### What is asked
In the entries, find all lines that hold the word "name" and copy them.

### Supplied records
============
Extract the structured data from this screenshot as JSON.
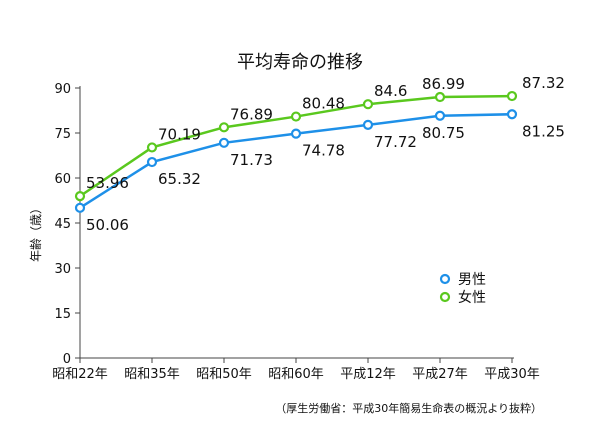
{
  "chart_data": {
    "type": "line",
    "title": "平均寿命の推移",
    "ylabel": "年齢（歳）",
    "xlabel": "",
    "categories": [
      "昭和22年",
      "昭和35年",
      "昭和50年",
      "昭和60年",
      "平成12年",
      "平成27年",
      "平成30年"
    ],
    "ylim": [
      0,
      90
    ],
    "yticks": [
      0,
      15,
      30,
      45,
      60,
      75,
      90
    ],
    "series": [
      {
        "name": "男性",
        "color": "#1e90e8",
        "values": [
          50.06,
          65.32,
          71.73,
          74.78,
          77.72,
          80.75,
          81.25
        ],
        "labels": [
          "50.06",
          "65.32",
          "71.73",
          "74.78",
          "77.72",
          "80.75",
          "81.25"
        ]
      },
      {
        "name": "女性",
        "color": "#5ac81e",
        "values": [
          53.96,
          70.19,
          76.89,
          80.48,
          84.6,
          86.99,
          87.32
        ],
        "labels": [
          "53.96",
          "70.19",
          "76.89",
          "80.48",
          "84.6",
          "86.99",
          "87.32"
        ]
      }
    ],
    "grid": false,
    "legend_position": "lower-right",
    "source_note": "（厚生労働省：平成30年簡易生命表の概況より抜粋）"
  }
}
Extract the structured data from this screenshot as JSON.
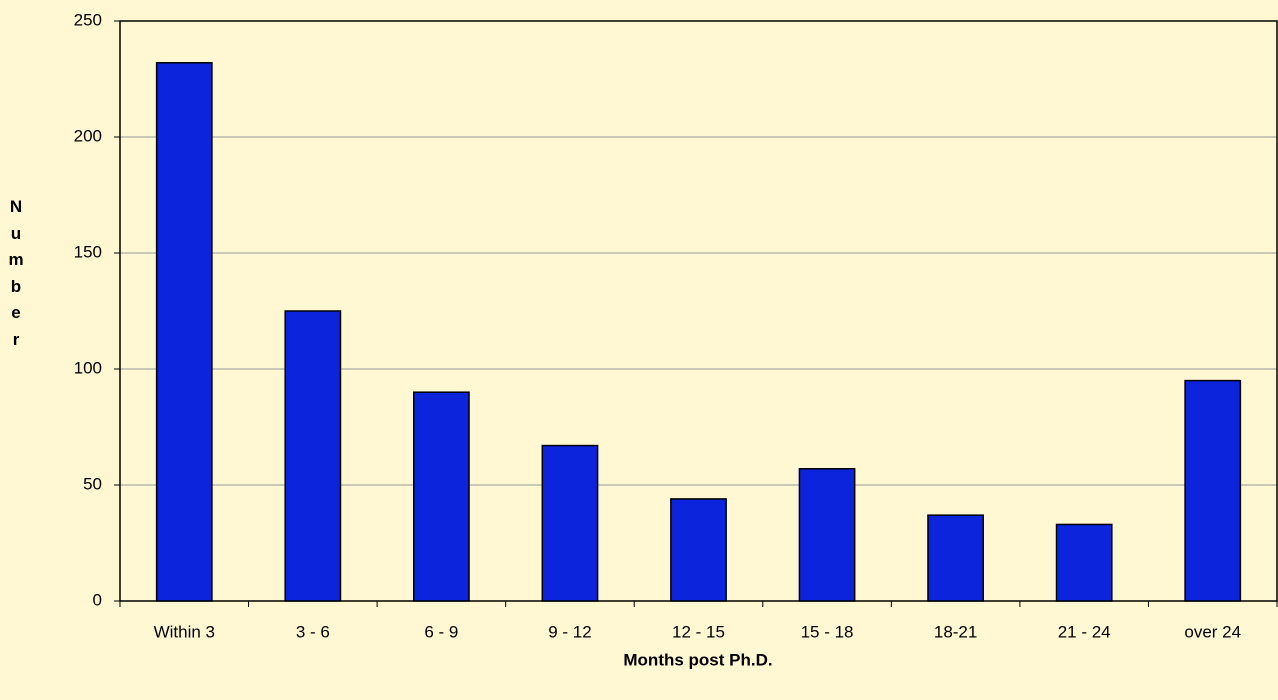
{
  "chart_data": {
    "type": "bar",
    "categories": [
      "Within 3",
      "3 - 6",
      "6 - 9",
      "9 - 12",
      "12 - 15",
      "15 - 18",
      "18-21",
      "21 - 24",
      "over 24"
    ],
    "values": [
      232,
      125,
      90,
      67,
      44,
      57,
      37,
      33,
      95
    ],
    "color": "#0b24dc",
    "x_label": "Months post Ph.D.",
    "y_label": "Number",
    "ylim": [
      0,
      250
    ],
    "yticks": [
      0,
      50,
      100,
      150,
      200,
      250
    ],
    "grid": true
  }
}
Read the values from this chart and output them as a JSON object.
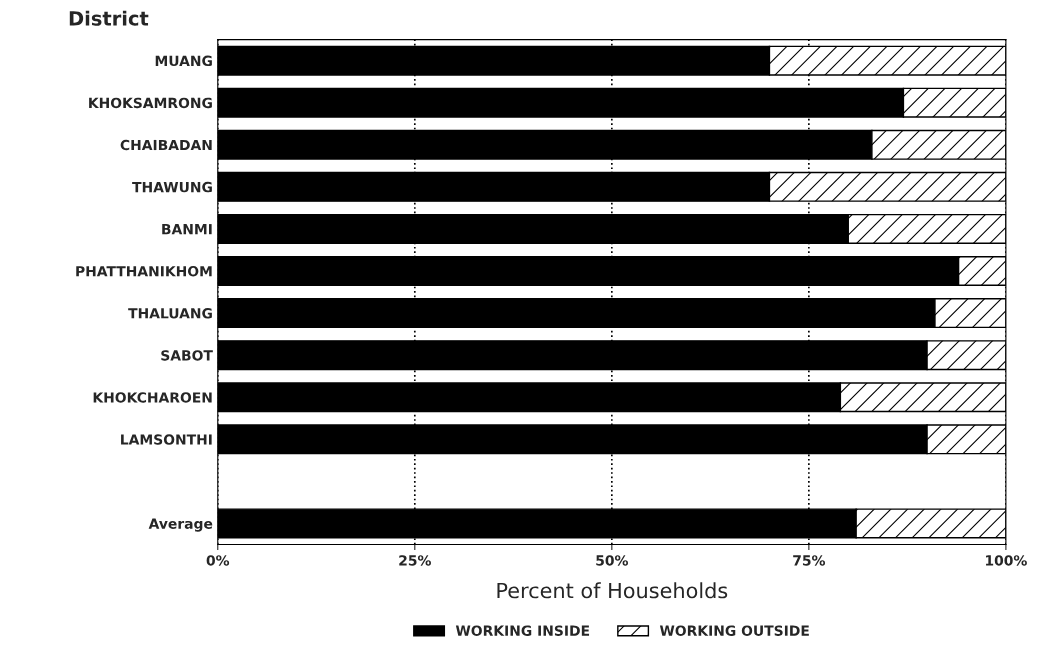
{
  "chart_data": {
    "type": "bar",
    "orientation": "horizontal",
    "stacked": true,
    "ylabel": "District",
    "xlabel": "Percent of Households",
    "categories": [
      "MUANG",
      "KHOKSAMRONG",
      "CHAIBADAN",
      "THAWUNG",
      "BANMI",
      "PHATTHANIKHOM",
      "THALUANG",
      "SABOT",
      "KHOKCHAROEN",
      "LAMSONTHI",
      null,
      "Average"
    ],
    "series": [
      {
        "name": "WORKING INSIDE",
        "color": "#000000",
        "values": [
          70,
          87,
          83,
          70,
          80,
          94,
          91,
          90,
          79,
          90,
          null,
          81
        ]
      },
      {
        "name": "WORKING OUTSIDE",
        "color": "#000000",
        "values": [
          30,
          13,
          17,
          30,
          20,
          6,
          9,
          10,
          21,
          10,
          null,
          19
        ]
      }
    ],
    "xlim": [
      0,
      100
    ],
    "xticks": [
      {
        "value": 0,
        "label": "0%"
      },
      {
        "value": 25,
        "label": "25%"
      },
      {
        "value": 50,
        "label": "50%"
      },
      {
        "value": 75,
        "label": "75%"
      },
      {
        "value": 100,
        "label": "100%"
      }
    ],
    "grid": "x",
    "legend": "bottom"
  }
}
============
### Reply to the task
        "name": "男性",
        "name": "女性",
        "name": "WORKING INSIDE",
        "name": "WORKING OUTSIDE",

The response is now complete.